* START Information supplied *

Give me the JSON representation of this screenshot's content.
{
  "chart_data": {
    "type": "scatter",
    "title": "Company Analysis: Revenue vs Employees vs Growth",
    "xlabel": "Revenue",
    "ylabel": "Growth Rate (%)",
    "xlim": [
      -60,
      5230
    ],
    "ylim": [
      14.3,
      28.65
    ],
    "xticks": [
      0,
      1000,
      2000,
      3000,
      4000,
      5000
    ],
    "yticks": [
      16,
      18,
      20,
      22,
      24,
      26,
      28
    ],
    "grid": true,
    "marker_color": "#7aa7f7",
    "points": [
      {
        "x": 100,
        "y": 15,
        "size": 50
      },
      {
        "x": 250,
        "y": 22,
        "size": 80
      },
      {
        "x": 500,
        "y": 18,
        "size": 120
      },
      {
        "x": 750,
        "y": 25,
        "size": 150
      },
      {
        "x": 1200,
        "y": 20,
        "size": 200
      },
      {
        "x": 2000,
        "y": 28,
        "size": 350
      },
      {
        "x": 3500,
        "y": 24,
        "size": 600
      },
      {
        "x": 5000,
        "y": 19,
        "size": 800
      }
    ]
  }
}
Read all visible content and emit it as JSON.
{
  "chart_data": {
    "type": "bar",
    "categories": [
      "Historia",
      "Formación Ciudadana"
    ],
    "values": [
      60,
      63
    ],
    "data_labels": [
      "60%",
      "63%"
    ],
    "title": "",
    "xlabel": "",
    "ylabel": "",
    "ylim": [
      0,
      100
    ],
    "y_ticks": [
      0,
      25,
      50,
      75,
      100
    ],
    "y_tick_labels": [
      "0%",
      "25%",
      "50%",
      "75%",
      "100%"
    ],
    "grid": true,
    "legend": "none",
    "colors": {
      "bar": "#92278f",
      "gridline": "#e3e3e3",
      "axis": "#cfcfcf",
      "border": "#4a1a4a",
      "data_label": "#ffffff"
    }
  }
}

* END Information supplied *
* START Information supplied *

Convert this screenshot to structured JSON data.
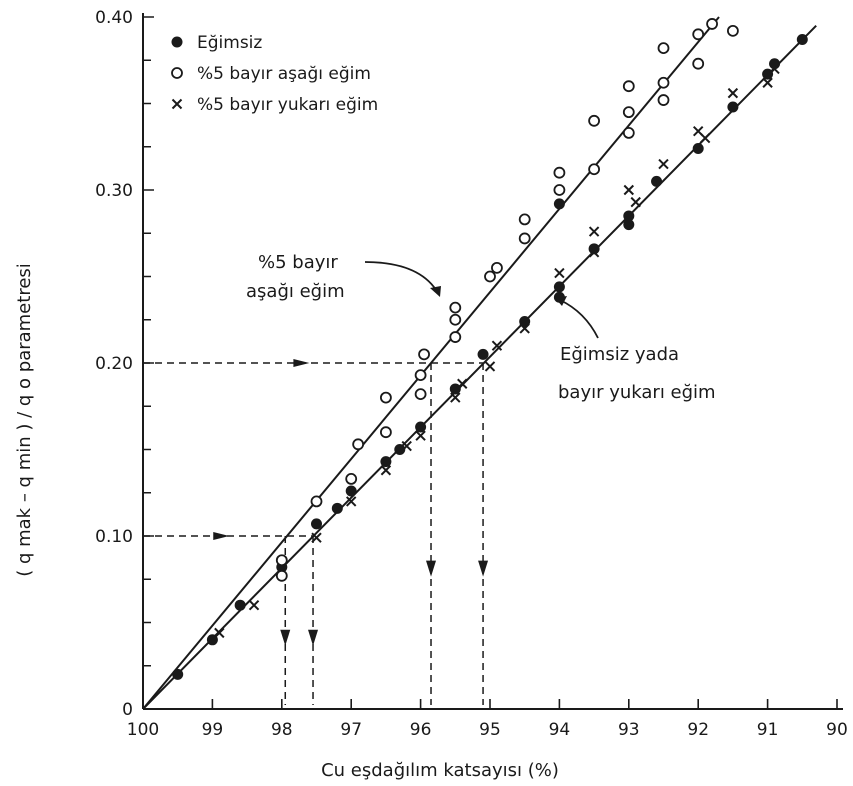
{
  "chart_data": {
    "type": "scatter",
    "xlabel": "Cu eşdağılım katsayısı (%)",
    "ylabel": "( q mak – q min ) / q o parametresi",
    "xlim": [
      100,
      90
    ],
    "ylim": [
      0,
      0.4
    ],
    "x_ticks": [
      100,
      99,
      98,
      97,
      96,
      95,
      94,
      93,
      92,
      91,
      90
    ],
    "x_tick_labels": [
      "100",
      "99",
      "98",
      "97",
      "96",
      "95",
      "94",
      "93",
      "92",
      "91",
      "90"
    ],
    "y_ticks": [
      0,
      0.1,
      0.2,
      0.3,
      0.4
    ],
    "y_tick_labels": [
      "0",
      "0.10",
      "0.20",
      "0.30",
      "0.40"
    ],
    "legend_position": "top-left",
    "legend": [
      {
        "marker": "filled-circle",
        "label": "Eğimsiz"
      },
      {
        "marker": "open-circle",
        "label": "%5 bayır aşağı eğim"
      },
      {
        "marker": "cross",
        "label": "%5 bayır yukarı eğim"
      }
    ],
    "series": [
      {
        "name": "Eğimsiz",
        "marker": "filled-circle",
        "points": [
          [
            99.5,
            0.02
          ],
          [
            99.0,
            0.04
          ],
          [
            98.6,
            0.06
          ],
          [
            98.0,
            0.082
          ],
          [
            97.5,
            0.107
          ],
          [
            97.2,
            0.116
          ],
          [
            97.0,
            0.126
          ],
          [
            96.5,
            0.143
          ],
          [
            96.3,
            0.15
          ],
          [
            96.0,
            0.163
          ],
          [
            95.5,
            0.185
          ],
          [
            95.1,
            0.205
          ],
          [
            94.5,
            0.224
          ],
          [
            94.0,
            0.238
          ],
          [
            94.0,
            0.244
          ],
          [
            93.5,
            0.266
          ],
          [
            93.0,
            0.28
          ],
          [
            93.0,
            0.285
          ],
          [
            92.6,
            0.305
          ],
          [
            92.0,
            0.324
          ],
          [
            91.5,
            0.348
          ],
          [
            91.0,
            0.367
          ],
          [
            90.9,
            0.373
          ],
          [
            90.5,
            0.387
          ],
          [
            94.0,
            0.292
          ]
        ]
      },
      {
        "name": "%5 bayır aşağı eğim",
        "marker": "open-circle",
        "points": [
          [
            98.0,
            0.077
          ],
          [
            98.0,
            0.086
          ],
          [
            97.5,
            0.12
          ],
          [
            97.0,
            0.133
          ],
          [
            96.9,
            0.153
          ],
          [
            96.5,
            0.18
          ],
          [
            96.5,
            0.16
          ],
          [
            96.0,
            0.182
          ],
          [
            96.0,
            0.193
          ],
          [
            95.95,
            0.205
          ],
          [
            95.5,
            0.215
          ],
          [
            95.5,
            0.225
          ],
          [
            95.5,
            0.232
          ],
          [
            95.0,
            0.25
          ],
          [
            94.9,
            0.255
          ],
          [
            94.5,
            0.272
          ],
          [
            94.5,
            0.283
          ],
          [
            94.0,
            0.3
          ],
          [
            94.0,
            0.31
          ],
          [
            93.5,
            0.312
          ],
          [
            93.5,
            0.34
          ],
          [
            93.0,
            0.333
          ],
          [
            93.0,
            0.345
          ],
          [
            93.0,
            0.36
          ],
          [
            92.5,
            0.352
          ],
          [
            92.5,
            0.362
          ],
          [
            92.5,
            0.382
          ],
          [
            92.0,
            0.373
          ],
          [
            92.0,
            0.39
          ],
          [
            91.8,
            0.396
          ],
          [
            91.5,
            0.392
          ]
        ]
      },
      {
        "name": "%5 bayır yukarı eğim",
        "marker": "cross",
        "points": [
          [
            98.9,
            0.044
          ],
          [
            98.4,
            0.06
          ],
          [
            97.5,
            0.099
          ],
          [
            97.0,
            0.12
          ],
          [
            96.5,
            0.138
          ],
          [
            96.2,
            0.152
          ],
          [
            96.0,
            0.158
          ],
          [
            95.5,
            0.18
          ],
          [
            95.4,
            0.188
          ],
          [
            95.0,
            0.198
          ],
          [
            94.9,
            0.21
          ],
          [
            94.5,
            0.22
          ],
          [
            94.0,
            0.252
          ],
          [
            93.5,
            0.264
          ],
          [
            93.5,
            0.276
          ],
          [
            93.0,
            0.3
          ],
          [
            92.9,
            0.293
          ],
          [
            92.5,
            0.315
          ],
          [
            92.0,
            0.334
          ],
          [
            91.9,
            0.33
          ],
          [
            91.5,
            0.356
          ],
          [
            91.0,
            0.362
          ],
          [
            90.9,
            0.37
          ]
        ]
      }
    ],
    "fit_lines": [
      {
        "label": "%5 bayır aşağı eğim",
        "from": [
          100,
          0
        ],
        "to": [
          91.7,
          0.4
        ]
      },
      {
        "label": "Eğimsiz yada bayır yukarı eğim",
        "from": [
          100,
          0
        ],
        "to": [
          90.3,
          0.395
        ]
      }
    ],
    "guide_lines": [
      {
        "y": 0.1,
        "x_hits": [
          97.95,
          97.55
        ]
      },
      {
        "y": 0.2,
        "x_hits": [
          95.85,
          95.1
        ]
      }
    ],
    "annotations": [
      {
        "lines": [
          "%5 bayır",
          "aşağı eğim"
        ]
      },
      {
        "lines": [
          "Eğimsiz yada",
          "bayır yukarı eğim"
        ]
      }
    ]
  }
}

* END Information supplied *

* [Exercise aim]:
Reproduce each line of the entries in which the word "aşağı" is found.

* [Written answer]:
        "label": "%5 bayır aşağı eğim"
        "name": "%5 bayır aşağı eğim",
        "label": "%5 bayır aşağı eğim",
          "aşağı eğim"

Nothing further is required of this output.